OBJECTIVE =
Return all the entries exactly, keeping pictures out.

▽

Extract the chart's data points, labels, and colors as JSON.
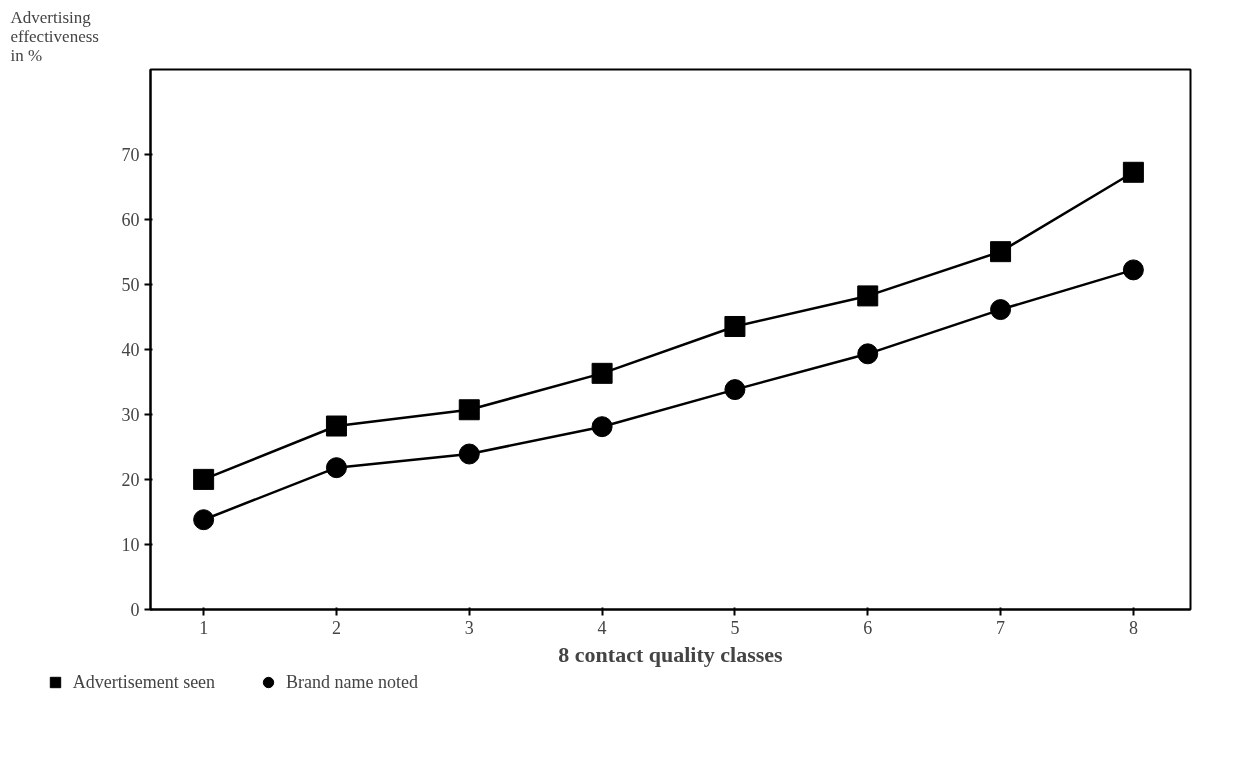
{
  "chart_data": {
    "type": "line",
    "ylabel": "Advertising effectiveness in %",
    "xlabel": "8 contact quality classes",
    "x": [
      1,
      2,
      3,
      4,
      5,
      6,
      7,
      8
    ],
    "series": [
      {
        "name": "Advertisement seen",
        "color": "#000000",
        "marker": "square",
        "values": [
          20,
          28.2,
          30.7,
          36.3,
          43.5,
          48.2,
          55,
          67.2
        ]
      },
      {
        "name": "Brand name noted",
        "color": "#000000",
        "marker": "circle",
        "values": [
          13.8,
          21.8,
          23.9,
          28.1,
          33.8,
          39.3,
          46.1,
          52.2
        ]
      }
    ],
    "xlim": [
      0.6,
      8.43
    ],
    "xticks": [
      1,
      2,
      3,
      4,
      5,
      6,
      7,
      8
    ],
    "ylim": [
      0,
      83
    ],
    "yticks": [
      0,
      10,
      20,
      30,
      40,
      50,
      60,
      70
    ],
    "grid": false,
    "legend": "bottom",
    "line_style": "solid"
  }
}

△

RESPONSE TO THIS EXERCISE =
Extract the chart's data points, labels, and colors as JSON.
{
  "chart_data": {
    "type": "line",
    "ylabel": "Advertising effectiveness in %",
    "xlabel": "8 contact quality classes",
    "x": [
      1,
      2,
      3,
      4,
      5,
      6,
      7,
      8
    ],
    "series": [
      {
        "name": "Advertisement seen",
        "color": "#000000",
        "marker": "square",
        "values": [
          20,
          28.2,
          30.7,
          36.3,
          43.5,
          48.2,
          55,
          67.2
        ]
      },
      {
        "name": "Brand name noted",
        "color": "#000000",
        "marker": "circle",
        "values": [
          13.8,
          21.8,
          23.9,
          28.1,
          33.8,
          39.3,
          46.1,
          52.2
        ]
      }
    ],
    "xlim": [
      0.6,
      8.43
    ],
    "xticks": [
      1,
      2,
      3,
      4,
      5,
      6,
      7,
      8
    ],
    "ylim": [
      0,
      83
    ],
    "yticks": [
      0,
      10,
      20,
      30,
      40,
      50,
      60,
      70
    ],
    "grid": false,
    "legend": "bottom",
    "line_style": "solid"
  }
}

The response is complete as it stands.